Data excerpts

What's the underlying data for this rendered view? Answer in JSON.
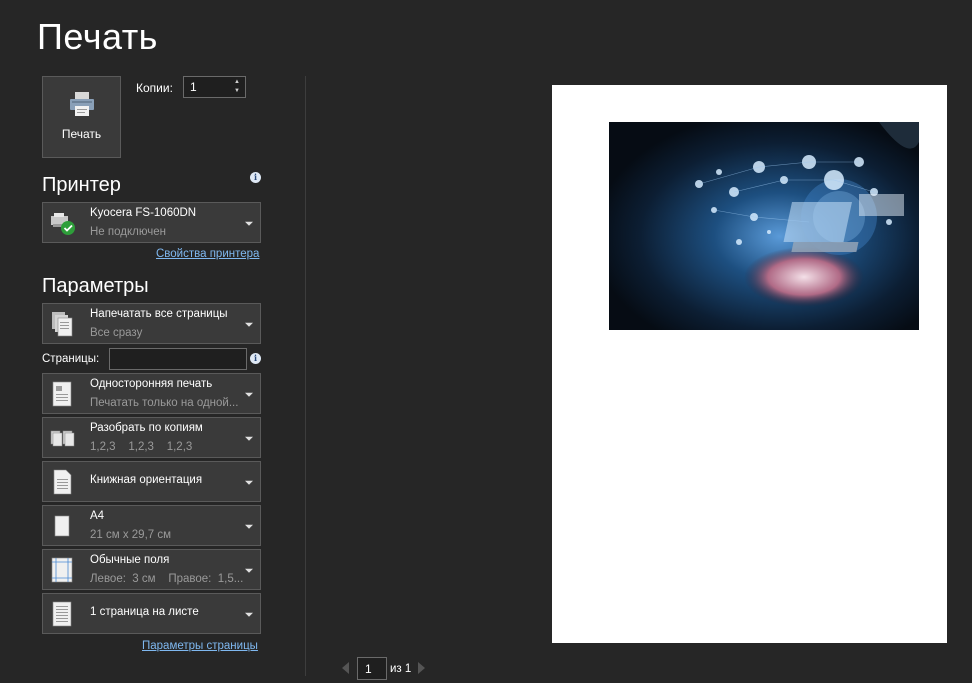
{
  "title": "Печать",
  "print_button": {
    "label": "Печать",
    "icon": "printer-icon"
  },
  "copies": {
    "label": "Копии:",
    "value": "1"
  },
  "printer": {
    "section_title": "Принтер",
    "name": "Kyocera FS-1060DN",
    "status": "Не подключен",
    "properties_link": "Свойства принтера"
  },
  "params": {
    "section_title": "Параметры",
    "pages_label": "Страницы:",
    "pages_value": "",
    "items": [
      {
        "line1": "Напечатать все страницы",
        "line2": "Все сразу",
        "icon": "pages-stack-icon"
      },
      {
        "line1": "Односторонняя печать",
        "line2": "Печатать только на одной...",
        "icon": "one-sided-icon"
      },
      {
        "line1": "Разобрать по копиям",
        "line2": "1,2,3    1,2,3    1,2,3",
        "icon": "collate-icon"
      },
      {
        "line1": "Книжная ориентация",
        "line2": "",
        "icon": "portrait-icon"
      },
      {
        "line1": "A4",
        "line2": "21 см x 29,7 см",
        "icon": "paper-size-icon"
      },
      {
        "line1": "Обычные поля",
        "line2": "Левое:  3 см    Правое:  1,5...",
        "icon": "margins-icon"
      },
      {
        "line1": "1 страница на листе",
        "line2": "",
        "icon": "pages-per-sheet-icon"
      }
    ],
    "page_setup_link": "Параметры страницы"
  },
  "pager": {
    "current": "1",
    "of": "из 1"
  },
  "colors": {
    "background": "#262626",
    "panel": "#3a3a3a",
    "link": "#7fb8f0",
    "accent_green": "#2e9e3a"
  }
}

» **WHAT THIS TASK INVOLVES**:
Transcribe the whole listing exactly. Pictures are excluded.

» **RESPONSE**:
What's the underlying data for this rendered view? Answer in JSON.
{
  "title": "Печать",
  "print_button": {
    "label": "Печать",
    "icon": "printer-icon"
  },
  "copies": {
    "label": "Копии:",
    "value": "1"
  },
  "printer": {
    "section_title": "Принтер",
    "name": "Kyocera FS-1060DN",
    "status": "Не подключен",
    "properties_link": "Свойства принтера"
  },
  "params": {
    "section_title": "Параметры",
    "pages_label": "Страницы:",
    "pages_value": "",
    "items": [
      {
        "line1": "Напечатать все страницы",
        "line2": "Все сразу",
        "icon": "pages-stack-icon"
      },
      {
        "line1": "Односторонняя печать",
        "line2": "Печатать только на одной...",
        "icon": "one-sided-icon"
      },
      {
        "line1": "Разобрать по копиям",
        "line2": "1,2,3    1,2,3    1,2,3",
        "icon": "collate-icon"
      },
      {
        "line1": "Книжная ориентация",
        "line2": "",
        "icon": "portrait-icon"
      },
      {
        "line1": "A4",
        "line2": "21 см x 29,7 см",
        "icon": "paper-size-icon"
      },
      {
        "line1": "Обычные поля",
        "line2": "Левое:  3 см    Правое:  1,5...",
        "icon": "margins-icon"
      },
      {
        "line1": "1 страница на листе",
        "line2": "",
        "icon": "pages-per-sheet-icon"
      }
    ],
    "page_setup_link": "Параметры страницы"
  },
  "pager": {
    "current": "1",
    "of": "из 1"
  },
  "colors": {
    "background": "#262626",
    "panel": "#3a3a3a",
    "link": "#7fb8f0",
    "accent_green": "#2e9e3a"
  }
}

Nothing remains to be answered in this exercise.